-- Start of Supplied records --

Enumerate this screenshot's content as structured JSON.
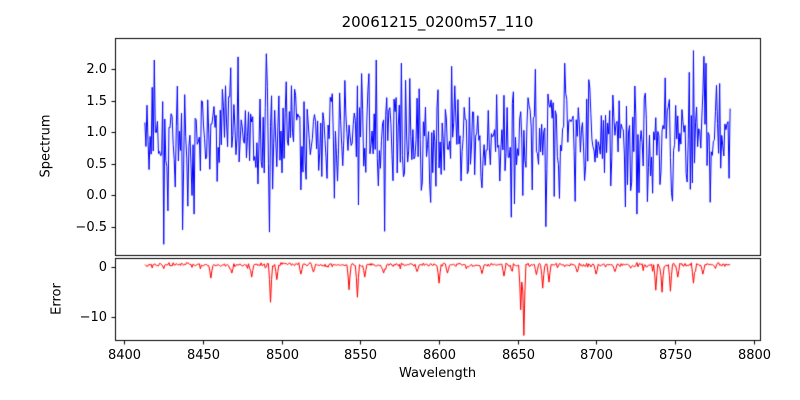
{
  "figure": {
    "title": "20061215_0200m57_110",
    "xlabel": "Wavelength",
    "background_color": "#ffffff",
    "axes_edge_color": "#000000",
    "xticks": [
      "8400",
      "8450",
      "8500",
      "8550",
      "8600",
      "8650",
      "8700",
      "8750",
      "8800"
    ]
  },
  "chart_data": [
    {
      "type": "line",
      "id": "spectrum",
      "ylabel": "Spectrum",
      "line_color": "#0000ff",
      "x_start": 8413,
      "x_end": 8785,
      "n_points": 560,
      "xlim": [
        8394,
        8804
      ],
      "ylim": [
        -0.95,
        2.5
      ],
      "yticks": [
        "2.0",
        "1.5",
        "1.0",
        "0.5",
        "0.0",
        "-0.5"
      ],
      "noise_mean": 0.92,
      "noise_std": 0.44,
      "seed": 20061215,
      "notable_points": [
        [
          8419,
          2.15
        ],
        [
          8425,
          -0.78
        ],
        [
          8437,
          -0.55
        ],
        [
          8444,
          -0.3
        ],
        [
          8472,
          2.2
        ],
        [
          8490,
          2.25
        ],
        [
          8560,
          2.15
        ],
        [
          8576,
          2.1
        ],
        [
          8608,
          2.05
        ],
        [
          8646,
          -0.35
        ],
        [
          8668,
          -0.5
        ],
        [
          8680,
          2.1
        ],
        [
          8726,
          -0.3
        ],
        [
          8762,
          2.3
        ],
        [
          8770,
          2.1
        ]
      ]
    },
    {
      "type": "line",
      "id": "error",
      "ylabel": "Error",
      "line_color": "#ff0000",
      "x_start": 8413,
      "x_end": 8785,
      "n_points": 560,
      "xlim": [
        8394,
        8804
      ],
      "ylim": [
        -14.5,
        1.8
      ],
      "yticks": [
        "0",
        "-10"
      ],
      "baseline": 0.45,
      "jitter": 0.18,
      "seed": 57,
      "spikes": [
        [
          8455,
          -2.2
        ],
        [
          8468,
          -1.2
        ],
        [
          8481,
          -2.0
        ],
        [
          8493,
          -7.0
        ],
        [
          8497,
          -2.5
        ],
        [
          8512,
          -1.4
        ],
        [
          8520,
          -1.0
        ],
        [
          8543,
          -4.5
        ],
        [
          8548,
          -6.0
        ],
        [
          8553,
          -2.0
        ],
        [
          8565,
          -1.2
        ],
        [
          8586,
          -0.9
        ],
        [
          8600,
          -3.2
        ],
        [
          8605,
          -1.2
        ],
        [
          8627,
          -1.3
        ],
        [
          8641,
          -1.8
        ],
        [
          8652,
          -8.5
        ],
        [
          8654,
          -13.6
        ],
        [
          8662,
          -1.5
        ],
        [
          8666,
          -4.2
        ],
        [
          8670,
          -3.0
        ],
        [
          8688,
          -1.0
        ],
        [
          8700,
          -1.4
        ],
        [
          8712,
          -0.9
        ],
        [
          8738,
          -4.6
        ],
        [
          8742,
          -5.0
        ],
        [
          8747,
          -4.8
        ],
        [
          8752,
          -2.0
        ],
        [
          8762,
          -3.2
        ],
        [
          8768,
          -1.4
        ]
      ]
    }
  ]
}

-- End of Supplied records --

Objective:
Without the pictures, extract every entry verbatim.

Solution to this task:
Enumerate this screenshot's content as structured JSON.
{
  "figure": {
    "title": "20061215_0200m57_110",
    "xlabel": "Wavelength",
    "background_color": "#ffffff",
    "axes_edge_color": "#000000",
    "xticks": [
      "8400",
      "8450",
      "8500",
      "8550",
      "8600",
      "8650",
      "8700",
      "8750",
      "8800"
    ]
  },
  "chart_data": [
    {
      "type": "line",
      "id": "spectrum",
      "ylabel": "Spectrum",
      "line_color": "#0000ff",
      "x_start": 8413,
      "x_end": 8785,
      "n_points": 560,
      "xlim": [
        8394,
        8804
      ],
      "ylim": [
        -0.95,
        2.5
      ],
      "yticks": [
        "2.0",
        "1.5",
        "1.0",
        "0.5",
        "0.0",
        "-0.5"
      ],
      "noise_mean": 0.92,
      "noise_std": 0.44,
      "seed": 20061215,
      "notable_points": [
        [
          8419,
          2.15
        ],
        [
          8425,
          -0.78
        ],
        [
          8437,
          -0.55
        ],
        [
          8444,
          -0.3
        ],
        [
          8472,
          2.2
        ],
        [
          8490,
          2.25
        ],
        [
          8560,
          2.15
        ],
        [
          8576,
          2.1
        ],
        [
          8608,
          2.05
        ],
        [
          8646,
          -0.35
        ],
        [
          8668,
          -0.5
        ],
        [
          8680,
          2.1
        ],
        [
          8726,
          -0.3
        ],
        [
          8762,
          2.3
        ],
        [
          8770,
          2.1
        ]
      ]
    },
    {
      "type": "line",
      "id": "error",
      "ylabel": "Error",
      "line_color": "#ff0000",
      "x_start": 8413,
      "x_end": 8785,
      "n_points": 560,
      "xlim": [
        8394,
        8804
      ],
      "ylim": [
        -14.5,
        1.8
      ],
      "yticks": [
        "0",
        "-10"
      ],
      "baseline": 0.45,
      "jitter": 0.18,
      "seed": 57,
      "spikes": [
        [
          8455,
          -2.2
        ],
        [
          8468,
          -1.2
        ],
        [
          8481,
          -2.0
        ],
        [
          8493,
          -7.0
        ],
        [
          8497,
          -2.5
        ],
        [
          8512,
          -1.4
        ],
        [
          8520,
          -1.0
        ],
        [
          8543,
          -4.5
        ],
        [
          8548,
          -6.0
        ],
        [
          8553,
          -2.0
        ],
        [
          8565,
          -1.2
        ],
        [
          8586,
          -0.9
        ],
        [
          8600,
          -3.2
        ],
        [
          8605,
          -1.2
        ],
        [
          8627,
          -1.3
        ],
        [
          8641,
          -1.8
        ],
        [
          8652,
          -8.5
        ],
        [
          8654,
          -13.6
        ],
        [
          8662,
          -1.5
        ],
        [
          8666,
          -4.2
        ],
        [
          8670,
          -3.0
        ],
        [
          8688,
          -1.0
        ],
        [
          8700,
          -1.4
        ],
        [
          8712,
          -0.9
        ],
        [
          8738,
          -4.6
        ],
        [
          8742,
          -5.0
        ],
        [
          8747,
          -4.8
        ],
        [
          8752,
          -2.0
        ],
        [
          8762,
          -3.2
        ],
        [
          8768,
          -1.4
        ]
      ]
    }
  ]
}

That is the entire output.